* _To be done_:
Lines containing the string "JSON" are to be counted; report the number and nothing more.

* _Extracted information_:
--- Start ---
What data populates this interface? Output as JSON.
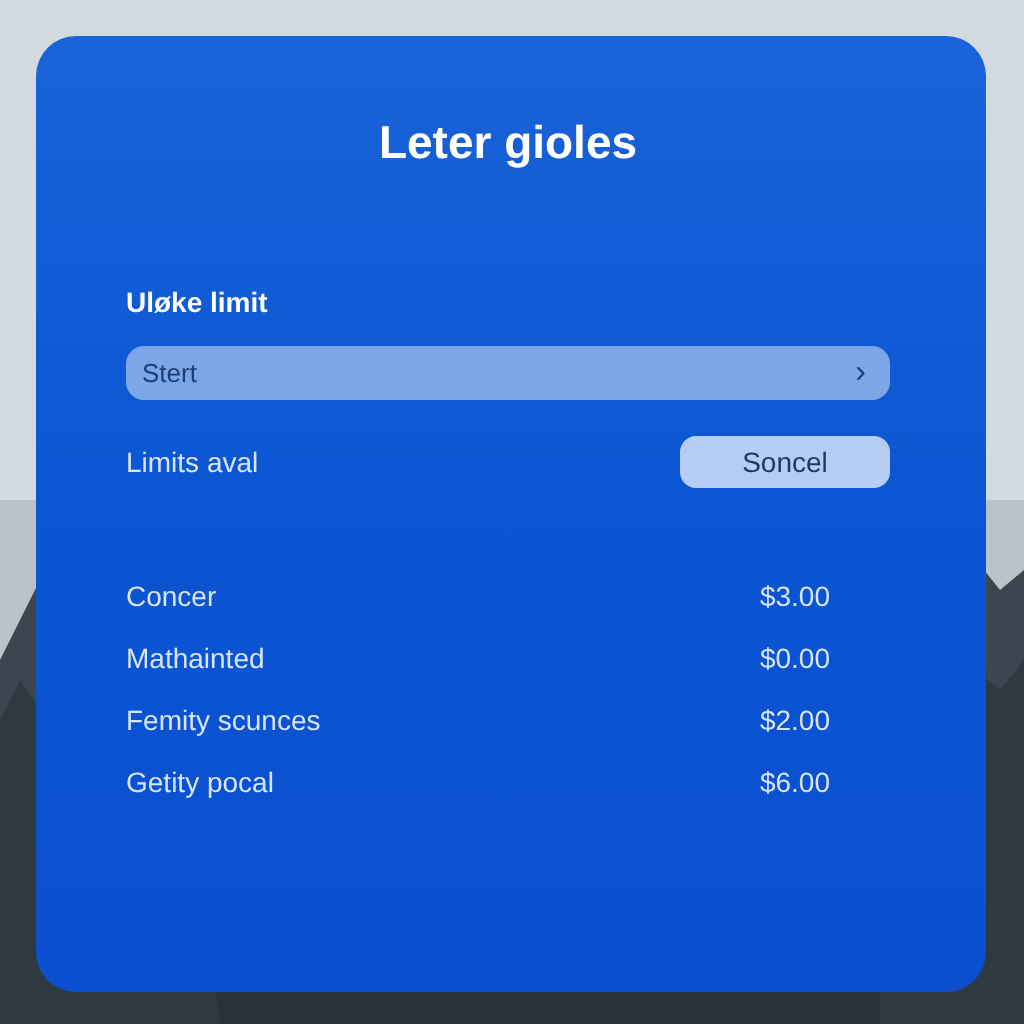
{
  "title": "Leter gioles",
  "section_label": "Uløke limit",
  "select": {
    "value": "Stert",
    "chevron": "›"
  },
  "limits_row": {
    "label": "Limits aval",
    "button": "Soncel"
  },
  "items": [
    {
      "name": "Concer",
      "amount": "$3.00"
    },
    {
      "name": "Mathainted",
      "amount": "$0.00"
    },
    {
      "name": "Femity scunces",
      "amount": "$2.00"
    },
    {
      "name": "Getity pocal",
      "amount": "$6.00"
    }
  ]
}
--- End ---
--- Start ---
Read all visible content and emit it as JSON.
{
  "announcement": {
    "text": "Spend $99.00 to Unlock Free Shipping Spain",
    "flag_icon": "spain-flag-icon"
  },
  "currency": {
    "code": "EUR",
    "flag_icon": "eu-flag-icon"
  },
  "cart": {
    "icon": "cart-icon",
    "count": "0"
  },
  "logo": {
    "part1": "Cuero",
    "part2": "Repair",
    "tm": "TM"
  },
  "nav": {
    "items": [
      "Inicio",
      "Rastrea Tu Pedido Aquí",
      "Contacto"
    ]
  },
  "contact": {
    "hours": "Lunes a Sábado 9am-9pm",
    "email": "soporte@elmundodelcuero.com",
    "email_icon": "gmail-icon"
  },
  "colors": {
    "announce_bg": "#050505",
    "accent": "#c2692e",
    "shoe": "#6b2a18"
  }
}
--- End ---
* _Exercise answer_:
2